Identify each line below that contains the word "UNIT", and copy it out.

— begin Records for the task —

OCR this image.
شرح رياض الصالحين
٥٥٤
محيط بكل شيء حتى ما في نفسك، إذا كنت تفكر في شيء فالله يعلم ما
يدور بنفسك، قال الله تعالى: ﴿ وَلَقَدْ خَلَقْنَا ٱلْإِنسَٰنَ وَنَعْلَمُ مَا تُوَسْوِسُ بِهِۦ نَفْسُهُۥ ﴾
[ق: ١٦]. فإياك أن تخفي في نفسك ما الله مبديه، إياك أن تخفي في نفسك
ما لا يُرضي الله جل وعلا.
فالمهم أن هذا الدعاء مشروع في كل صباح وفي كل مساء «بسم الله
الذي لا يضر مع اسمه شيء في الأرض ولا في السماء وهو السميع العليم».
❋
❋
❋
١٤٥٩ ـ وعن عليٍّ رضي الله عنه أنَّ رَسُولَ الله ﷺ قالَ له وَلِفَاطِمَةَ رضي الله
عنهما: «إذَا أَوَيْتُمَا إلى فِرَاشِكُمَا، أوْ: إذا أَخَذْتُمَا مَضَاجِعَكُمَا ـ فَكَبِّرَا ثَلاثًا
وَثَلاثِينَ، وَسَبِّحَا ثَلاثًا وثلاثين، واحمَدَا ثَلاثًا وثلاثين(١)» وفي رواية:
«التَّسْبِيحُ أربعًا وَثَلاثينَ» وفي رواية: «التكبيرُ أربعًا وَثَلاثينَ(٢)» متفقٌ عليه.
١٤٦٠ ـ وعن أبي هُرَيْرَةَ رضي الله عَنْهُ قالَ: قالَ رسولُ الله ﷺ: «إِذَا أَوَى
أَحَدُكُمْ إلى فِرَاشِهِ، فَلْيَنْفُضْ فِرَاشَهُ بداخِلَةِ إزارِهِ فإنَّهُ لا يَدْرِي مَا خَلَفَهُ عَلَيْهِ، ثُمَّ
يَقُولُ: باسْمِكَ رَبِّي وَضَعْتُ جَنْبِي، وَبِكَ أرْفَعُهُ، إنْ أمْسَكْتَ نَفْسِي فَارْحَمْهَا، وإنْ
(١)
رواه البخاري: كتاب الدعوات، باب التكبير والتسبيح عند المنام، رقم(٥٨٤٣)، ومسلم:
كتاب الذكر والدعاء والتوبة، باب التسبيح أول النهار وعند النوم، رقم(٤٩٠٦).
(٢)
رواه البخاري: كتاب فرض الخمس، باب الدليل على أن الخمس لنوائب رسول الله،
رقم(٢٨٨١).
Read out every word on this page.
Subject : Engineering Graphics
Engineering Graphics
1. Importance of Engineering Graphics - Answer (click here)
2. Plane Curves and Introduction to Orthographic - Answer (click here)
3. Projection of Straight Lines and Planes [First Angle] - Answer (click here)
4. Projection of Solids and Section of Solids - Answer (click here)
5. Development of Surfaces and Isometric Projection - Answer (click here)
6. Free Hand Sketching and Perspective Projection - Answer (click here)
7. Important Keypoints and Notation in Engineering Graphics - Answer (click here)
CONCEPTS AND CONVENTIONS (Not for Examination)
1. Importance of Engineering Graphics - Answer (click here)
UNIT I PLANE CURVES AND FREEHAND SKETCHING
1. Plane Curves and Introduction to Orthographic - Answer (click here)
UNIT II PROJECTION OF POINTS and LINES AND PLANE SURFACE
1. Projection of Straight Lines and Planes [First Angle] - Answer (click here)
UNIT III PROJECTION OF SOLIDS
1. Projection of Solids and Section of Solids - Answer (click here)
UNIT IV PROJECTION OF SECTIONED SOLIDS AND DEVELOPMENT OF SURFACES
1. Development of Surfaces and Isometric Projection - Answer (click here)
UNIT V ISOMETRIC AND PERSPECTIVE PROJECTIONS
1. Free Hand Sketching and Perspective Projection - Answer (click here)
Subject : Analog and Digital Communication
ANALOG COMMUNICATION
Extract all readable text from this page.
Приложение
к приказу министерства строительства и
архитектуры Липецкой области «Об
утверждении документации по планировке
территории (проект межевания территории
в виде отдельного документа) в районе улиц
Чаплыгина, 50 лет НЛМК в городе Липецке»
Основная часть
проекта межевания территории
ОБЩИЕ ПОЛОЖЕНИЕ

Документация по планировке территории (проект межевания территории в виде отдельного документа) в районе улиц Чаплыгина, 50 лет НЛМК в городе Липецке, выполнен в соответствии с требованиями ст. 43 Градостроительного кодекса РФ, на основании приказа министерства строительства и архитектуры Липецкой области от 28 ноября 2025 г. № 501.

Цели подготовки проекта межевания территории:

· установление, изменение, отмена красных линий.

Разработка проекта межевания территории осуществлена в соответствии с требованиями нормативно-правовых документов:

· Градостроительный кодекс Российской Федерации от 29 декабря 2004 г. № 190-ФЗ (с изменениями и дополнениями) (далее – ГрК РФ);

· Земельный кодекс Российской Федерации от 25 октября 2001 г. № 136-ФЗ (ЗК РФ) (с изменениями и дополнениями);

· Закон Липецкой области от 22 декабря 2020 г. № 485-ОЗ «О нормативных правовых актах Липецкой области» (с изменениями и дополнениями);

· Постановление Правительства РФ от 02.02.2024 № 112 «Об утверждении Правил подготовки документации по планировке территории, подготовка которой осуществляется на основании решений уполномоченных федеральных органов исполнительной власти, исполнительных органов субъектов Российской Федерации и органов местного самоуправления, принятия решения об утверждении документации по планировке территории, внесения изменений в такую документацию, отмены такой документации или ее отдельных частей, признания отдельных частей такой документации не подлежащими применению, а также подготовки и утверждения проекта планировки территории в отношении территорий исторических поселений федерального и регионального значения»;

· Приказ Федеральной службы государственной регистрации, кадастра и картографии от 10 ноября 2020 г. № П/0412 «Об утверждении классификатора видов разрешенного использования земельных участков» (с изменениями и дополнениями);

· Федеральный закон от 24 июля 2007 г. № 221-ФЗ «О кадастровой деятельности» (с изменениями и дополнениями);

— end Records for the task —

■ **Final result**
UNIT I PLANE CURVES AND FREEHAND SKETCHING
UNIT II PROJECTION OF POINTS and LINES AND PLANE SURFACE
UNIT III PROJECTION OF SOLIDS
UNIT IV PROJECTION OF SECTIONED SOLIDS AND DEVELOPMENT OF SURFACES
UNIT V ISOMETRIC AND PERSPECTIVE PROJECTIONS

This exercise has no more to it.